[ÉNONCÉ DE L'EXERCICE]: Modifiez le passage du texte sur l'aide humanitaire qui commence par « Résultat : des » et se termine par « pourraient s’épuiser rapidement. » : remplacez-y « cliniques » par « centres de santé », puis recopiez-le.

══ TEXTE FOURNI

Routes maritimes perturbées, coûts en hausse, cargaisons bloquées : la guerre au Moyen-Orient désorganise en profondeur les chaînes humanitaires et menace l’accès à l’aide pour des millions de personnes.
Des routes vitales sous tension
Le conflit ne se limite plus au champ militaire. Il désorganise des axes essentiels du commerce mondial, à commencer par le détroit d’Ormuz, passage stratégique désormais fortement perturbé.
Les grandes plateformes logistiques du Golfe, comme Dubaï, Doha ou Abou Dhabi, tournent au ralenti, fragilisant l’acheminement de l’aide internationale.
Des coûts qui explosent, des volumes qui chutent
Contraintes de contourner les zones à risque, les organisations humanitaires allongent leurs trajets, parfois via l’Afrique ou en combinant plusieurs modes de transport.
Résultat : des coûts en hausse jusqu’à 20 %, sous l’effet du carburant et des assurances, et une réalité implacable — à budget constant, moins d’aide est distribuée.
Des retards critiques sur le terrain
Des milliers de tonnes de nourriture et de médicaments accusent des retards majeurs. Certaines cargaisons restent bloquées dans des hubs logistiques, tandis que d’autres mettent plusieurs semaines supplémentaires à atteindre des zones déjà fragiles.
Au Soudan, en Somalie ou en Afrique de l’Est, ces délais exposent directement les populations à des ruptures d’approvisionnement.
Des systèmes de santé fragilisés
La hausse du prix du carburant affecte aussi les infrastructures locales. Les cliniques peinent à fonctionner, les équipes médicales réduisent leurs déplacements, et l’accès aux soins recule.
Dans certains cas, les stocks de médicaments essentiels pourraient s’épuiser rapidement.
Une menace directe sur la sécurité alimentaire
Le choc dépasse l’urgence immédiate. Le détroit d’Ormuz étant crucial pour le transport des engrais, sa perturbation compromet les prochaines saisons agricoles.
Des dizaines de millions de personnes supplémentaires pourraient basculer dans la faim si le conflit se prolonge.
L’heure des choix contraints
Face à la flambée des coûts, les organisations doivent arbitrer : aider moins de personnes ou réduire les quantités distribuées.
Dans un contexte de financements insuffisants, l’aide humanitaire se retrouve prise en étau entre urgences croissantes et moyens limités.
Une crise appelée à durer
Même en cas d’accalmie, les perturbations logistiques continueront de peser pendant des mois.
Au-delà des combats, c’est l’accès aux ressources vitales qui se joue désormais — une crise silencieuse, mais aux conséquences mondiales.

════
══ DONNÉES FOURNIES

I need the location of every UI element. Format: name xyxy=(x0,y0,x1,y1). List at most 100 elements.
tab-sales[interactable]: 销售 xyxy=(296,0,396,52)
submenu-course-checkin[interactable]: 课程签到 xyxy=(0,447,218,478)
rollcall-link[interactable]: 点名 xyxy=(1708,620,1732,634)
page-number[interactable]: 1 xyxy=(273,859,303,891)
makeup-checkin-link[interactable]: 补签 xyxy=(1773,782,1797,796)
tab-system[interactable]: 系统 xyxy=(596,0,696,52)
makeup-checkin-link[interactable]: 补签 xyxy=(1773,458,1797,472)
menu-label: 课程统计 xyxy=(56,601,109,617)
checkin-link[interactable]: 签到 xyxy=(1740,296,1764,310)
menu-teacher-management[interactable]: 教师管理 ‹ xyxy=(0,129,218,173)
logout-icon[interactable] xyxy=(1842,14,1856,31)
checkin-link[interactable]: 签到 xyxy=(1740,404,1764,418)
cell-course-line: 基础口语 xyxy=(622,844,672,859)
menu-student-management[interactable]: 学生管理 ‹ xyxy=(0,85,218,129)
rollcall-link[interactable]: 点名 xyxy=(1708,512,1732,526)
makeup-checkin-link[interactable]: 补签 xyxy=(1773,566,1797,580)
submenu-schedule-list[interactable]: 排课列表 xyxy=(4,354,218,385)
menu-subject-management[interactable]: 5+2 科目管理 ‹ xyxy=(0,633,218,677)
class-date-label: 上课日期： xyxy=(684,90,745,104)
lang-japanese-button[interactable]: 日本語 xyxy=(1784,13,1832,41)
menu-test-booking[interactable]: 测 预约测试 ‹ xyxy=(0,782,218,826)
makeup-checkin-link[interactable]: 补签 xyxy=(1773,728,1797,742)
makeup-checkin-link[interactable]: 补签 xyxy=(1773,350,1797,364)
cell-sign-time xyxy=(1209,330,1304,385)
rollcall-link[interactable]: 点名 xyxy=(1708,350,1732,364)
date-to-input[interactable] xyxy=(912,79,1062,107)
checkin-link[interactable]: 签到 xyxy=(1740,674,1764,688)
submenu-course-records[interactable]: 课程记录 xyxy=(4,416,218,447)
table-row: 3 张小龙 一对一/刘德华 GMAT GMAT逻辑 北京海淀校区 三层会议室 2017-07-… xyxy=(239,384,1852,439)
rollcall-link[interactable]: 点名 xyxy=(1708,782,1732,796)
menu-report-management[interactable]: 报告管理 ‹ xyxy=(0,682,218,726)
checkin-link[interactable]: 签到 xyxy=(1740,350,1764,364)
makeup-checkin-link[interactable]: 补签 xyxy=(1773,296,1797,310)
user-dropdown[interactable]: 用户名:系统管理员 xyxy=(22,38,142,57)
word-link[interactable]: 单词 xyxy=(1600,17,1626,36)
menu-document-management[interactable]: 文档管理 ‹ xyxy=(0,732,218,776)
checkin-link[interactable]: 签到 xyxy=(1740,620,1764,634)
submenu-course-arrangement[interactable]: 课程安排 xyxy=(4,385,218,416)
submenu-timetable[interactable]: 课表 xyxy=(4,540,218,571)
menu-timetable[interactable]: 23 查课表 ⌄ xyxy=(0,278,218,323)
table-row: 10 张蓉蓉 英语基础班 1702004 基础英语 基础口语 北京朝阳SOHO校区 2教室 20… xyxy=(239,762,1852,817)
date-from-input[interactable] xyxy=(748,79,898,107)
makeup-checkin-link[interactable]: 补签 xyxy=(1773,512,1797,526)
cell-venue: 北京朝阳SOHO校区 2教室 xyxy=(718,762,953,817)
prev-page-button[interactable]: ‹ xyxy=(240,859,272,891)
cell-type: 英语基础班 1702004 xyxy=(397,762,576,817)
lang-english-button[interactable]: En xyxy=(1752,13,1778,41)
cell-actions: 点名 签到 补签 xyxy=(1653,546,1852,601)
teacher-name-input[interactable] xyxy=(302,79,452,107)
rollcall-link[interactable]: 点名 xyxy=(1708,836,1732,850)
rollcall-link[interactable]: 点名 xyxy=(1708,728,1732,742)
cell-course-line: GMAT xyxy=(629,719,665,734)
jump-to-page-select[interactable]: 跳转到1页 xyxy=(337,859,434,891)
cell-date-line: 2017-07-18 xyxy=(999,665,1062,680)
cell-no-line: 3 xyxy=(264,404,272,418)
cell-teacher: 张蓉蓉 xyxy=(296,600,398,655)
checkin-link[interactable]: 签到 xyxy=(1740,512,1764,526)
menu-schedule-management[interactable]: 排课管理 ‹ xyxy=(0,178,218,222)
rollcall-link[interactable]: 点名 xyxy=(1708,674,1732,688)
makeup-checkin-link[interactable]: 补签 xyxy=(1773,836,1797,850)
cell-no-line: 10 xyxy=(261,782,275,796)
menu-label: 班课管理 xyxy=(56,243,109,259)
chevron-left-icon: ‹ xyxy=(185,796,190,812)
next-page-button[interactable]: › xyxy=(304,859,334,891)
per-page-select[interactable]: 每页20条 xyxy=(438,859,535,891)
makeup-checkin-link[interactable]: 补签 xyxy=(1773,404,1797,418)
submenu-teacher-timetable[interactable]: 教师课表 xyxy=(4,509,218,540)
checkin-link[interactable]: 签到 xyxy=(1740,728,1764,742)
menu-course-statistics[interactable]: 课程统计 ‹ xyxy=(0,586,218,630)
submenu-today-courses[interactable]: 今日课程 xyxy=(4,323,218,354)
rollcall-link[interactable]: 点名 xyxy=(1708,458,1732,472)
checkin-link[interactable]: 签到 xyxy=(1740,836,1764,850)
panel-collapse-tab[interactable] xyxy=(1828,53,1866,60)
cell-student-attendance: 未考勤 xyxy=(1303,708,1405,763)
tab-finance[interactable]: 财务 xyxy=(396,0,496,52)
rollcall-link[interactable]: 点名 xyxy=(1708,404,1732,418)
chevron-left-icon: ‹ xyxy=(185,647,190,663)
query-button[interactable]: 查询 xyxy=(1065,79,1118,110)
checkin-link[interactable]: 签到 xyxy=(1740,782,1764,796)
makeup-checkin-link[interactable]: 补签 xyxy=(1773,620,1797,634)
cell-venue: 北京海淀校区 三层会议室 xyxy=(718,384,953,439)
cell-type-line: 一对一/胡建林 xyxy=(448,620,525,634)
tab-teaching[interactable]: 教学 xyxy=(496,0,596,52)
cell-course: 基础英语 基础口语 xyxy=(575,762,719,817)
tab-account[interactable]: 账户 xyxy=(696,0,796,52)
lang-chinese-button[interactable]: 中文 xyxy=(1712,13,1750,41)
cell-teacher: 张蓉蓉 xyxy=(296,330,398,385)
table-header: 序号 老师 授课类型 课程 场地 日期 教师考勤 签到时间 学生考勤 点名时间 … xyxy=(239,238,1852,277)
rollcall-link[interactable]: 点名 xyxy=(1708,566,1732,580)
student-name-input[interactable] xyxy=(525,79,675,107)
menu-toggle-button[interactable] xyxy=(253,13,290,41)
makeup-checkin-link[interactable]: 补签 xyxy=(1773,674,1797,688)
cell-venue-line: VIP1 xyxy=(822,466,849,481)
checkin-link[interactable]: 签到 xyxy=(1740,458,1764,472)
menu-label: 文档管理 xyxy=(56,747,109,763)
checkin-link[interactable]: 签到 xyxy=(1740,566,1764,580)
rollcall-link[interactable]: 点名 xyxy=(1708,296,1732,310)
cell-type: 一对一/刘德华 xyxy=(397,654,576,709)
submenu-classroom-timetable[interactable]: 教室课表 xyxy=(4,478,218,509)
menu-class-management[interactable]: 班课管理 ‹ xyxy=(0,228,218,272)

════

[CORRIGÉ]:
Résultat : des coûts en hausse jusqu’à 20 %, sous l’effet du carburant et des assurances, et une réalité implacable — à budget constant, moins d’aide est distribuée.
Des retards critiques sur le terrain
Des milliers de tonnes de nourriture et de médicaments accusent des retards majeurs. Certaines cargaisons restent bloquées dans des hubs logistiques, tandis que d’autres mettent plusieurs semaines supplémentaires à atteindre des zones déjà fragiles.
Au Soudan, en Somalie ou en Afrique de l’Est, ces délais exposent directement les populations à des ruptures d’approvisionnement.
Des systèmes de santé fragilisés
La hausse du prix du carburant affecte aussi les infrastructures locales. Les centres de santé peinent à fonctionner, les équipes médicales réduisent leurs déplacements, et l’accès aux soins recule.
Dans certains cas, les stocks de médicaments essentiels pourraient s’épuiser rapidement.